▶ The problem
Filter the listing below, copying every line in which the word "Change" appears.

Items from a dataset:
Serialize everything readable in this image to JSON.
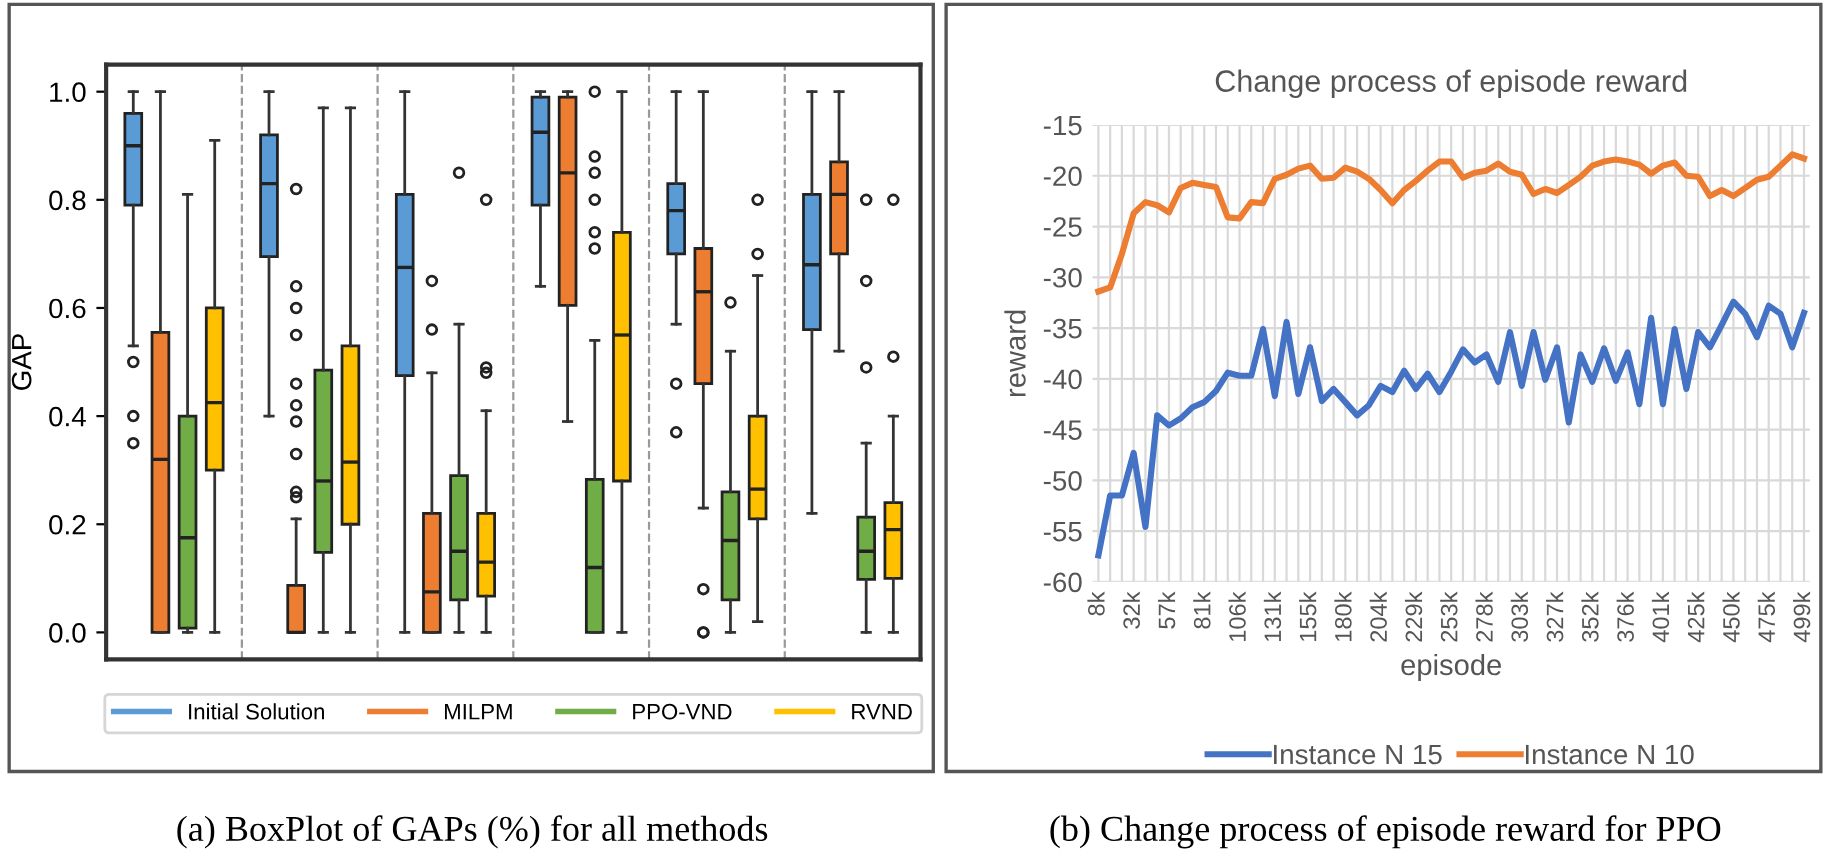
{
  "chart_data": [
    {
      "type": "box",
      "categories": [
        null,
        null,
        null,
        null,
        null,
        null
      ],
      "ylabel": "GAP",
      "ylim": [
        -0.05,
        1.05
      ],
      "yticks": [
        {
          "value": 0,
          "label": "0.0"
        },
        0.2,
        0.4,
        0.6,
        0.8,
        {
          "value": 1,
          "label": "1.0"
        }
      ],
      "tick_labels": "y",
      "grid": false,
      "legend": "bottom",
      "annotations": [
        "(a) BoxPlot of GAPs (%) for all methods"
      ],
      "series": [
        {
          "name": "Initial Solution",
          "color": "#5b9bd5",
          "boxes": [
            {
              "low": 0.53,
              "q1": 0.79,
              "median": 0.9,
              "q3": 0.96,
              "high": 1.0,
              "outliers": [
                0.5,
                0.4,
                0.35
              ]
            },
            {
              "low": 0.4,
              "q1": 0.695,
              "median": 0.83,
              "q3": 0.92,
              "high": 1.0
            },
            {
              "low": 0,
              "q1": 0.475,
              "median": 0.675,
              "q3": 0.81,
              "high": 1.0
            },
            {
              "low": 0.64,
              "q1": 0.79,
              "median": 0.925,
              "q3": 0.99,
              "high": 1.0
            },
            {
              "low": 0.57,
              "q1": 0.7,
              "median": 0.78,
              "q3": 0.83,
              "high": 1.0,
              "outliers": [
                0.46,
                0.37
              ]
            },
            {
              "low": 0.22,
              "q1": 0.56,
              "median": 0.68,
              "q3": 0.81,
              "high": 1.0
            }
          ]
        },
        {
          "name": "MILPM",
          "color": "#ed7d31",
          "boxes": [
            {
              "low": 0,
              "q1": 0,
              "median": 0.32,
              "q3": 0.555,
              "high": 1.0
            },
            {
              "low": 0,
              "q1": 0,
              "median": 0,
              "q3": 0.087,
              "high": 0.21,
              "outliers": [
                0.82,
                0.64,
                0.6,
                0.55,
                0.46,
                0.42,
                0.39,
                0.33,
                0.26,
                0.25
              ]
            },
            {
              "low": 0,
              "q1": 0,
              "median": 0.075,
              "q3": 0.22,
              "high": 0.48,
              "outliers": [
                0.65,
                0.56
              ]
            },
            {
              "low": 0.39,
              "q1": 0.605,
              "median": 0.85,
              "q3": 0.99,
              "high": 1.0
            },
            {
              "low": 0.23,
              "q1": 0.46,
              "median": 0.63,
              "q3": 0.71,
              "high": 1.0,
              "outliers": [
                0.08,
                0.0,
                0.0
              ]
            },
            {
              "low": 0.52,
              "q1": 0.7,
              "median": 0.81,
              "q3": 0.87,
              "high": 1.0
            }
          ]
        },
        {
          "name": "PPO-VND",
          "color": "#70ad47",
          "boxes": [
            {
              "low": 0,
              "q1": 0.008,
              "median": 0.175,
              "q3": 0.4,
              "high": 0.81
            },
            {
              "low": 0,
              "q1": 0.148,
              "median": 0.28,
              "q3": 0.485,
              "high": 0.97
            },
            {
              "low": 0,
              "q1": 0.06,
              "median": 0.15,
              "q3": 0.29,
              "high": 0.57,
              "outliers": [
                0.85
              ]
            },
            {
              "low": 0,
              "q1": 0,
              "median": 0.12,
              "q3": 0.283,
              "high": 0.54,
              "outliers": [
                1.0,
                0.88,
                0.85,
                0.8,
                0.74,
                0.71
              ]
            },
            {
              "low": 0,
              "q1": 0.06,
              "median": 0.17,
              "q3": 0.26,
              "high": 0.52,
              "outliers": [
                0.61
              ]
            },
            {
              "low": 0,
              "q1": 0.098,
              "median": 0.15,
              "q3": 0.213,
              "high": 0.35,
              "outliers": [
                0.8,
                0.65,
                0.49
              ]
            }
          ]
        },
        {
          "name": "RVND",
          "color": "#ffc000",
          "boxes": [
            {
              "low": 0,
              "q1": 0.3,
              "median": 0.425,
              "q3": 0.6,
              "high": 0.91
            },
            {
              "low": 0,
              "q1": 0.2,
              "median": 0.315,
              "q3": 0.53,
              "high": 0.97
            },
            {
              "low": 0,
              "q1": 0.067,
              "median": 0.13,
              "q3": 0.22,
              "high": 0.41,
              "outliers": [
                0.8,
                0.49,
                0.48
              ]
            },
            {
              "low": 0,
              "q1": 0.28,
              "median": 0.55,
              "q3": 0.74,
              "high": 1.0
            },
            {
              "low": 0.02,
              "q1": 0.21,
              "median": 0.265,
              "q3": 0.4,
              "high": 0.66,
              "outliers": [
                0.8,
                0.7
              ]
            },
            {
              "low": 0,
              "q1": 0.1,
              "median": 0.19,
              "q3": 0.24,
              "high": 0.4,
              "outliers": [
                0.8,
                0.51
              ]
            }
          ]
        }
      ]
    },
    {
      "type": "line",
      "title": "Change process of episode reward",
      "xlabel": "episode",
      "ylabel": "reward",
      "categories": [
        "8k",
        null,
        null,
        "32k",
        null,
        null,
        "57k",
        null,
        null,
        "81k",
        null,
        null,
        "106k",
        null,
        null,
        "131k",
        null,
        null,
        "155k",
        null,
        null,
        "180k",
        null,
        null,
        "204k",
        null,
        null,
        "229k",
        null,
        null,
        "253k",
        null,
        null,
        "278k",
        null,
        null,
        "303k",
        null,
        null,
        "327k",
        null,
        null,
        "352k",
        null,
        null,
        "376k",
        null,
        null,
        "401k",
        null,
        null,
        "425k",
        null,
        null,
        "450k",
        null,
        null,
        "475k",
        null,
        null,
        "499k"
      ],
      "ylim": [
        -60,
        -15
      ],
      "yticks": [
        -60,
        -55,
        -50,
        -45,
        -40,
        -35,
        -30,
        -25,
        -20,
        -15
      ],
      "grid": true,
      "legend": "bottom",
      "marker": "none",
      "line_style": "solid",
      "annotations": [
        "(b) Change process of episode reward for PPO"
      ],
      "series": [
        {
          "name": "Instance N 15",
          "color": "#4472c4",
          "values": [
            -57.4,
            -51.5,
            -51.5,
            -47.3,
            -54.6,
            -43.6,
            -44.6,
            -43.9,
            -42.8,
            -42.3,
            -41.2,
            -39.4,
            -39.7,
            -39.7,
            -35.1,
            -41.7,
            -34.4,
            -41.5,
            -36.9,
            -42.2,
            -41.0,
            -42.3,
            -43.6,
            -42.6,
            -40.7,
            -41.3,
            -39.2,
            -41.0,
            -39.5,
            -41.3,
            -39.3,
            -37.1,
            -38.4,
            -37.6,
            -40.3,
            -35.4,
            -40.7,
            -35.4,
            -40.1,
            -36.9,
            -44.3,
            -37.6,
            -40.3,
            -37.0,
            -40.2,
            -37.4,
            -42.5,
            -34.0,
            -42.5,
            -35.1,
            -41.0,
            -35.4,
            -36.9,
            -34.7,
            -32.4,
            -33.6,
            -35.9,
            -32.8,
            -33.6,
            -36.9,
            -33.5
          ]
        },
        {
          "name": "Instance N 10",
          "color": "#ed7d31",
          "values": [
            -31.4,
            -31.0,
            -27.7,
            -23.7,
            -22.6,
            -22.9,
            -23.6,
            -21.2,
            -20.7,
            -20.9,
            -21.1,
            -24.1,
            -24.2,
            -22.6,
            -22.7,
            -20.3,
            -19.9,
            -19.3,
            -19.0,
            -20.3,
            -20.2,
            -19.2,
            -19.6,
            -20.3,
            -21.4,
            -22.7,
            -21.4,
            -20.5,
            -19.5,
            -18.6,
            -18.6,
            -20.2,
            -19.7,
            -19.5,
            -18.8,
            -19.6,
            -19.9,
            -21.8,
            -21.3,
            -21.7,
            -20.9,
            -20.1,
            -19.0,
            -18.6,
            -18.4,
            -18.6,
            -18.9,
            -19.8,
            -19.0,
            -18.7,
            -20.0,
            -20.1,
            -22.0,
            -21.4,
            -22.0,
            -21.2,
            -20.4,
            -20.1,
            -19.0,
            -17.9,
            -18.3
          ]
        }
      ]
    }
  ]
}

--

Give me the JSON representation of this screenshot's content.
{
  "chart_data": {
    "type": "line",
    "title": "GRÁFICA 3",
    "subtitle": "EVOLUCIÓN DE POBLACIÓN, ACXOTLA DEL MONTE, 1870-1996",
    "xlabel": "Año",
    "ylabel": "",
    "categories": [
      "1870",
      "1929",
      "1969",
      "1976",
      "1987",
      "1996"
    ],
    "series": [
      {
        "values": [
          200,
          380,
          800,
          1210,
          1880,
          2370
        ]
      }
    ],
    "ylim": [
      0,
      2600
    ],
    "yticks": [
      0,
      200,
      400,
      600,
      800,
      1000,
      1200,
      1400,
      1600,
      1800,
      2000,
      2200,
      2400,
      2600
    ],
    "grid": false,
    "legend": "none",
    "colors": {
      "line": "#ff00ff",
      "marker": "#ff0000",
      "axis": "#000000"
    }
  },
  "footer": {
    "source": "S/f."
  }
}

▶ Solution to this problem
      "title": "Change process of episode reward",
        "(b) Change process of episode reward for PPO"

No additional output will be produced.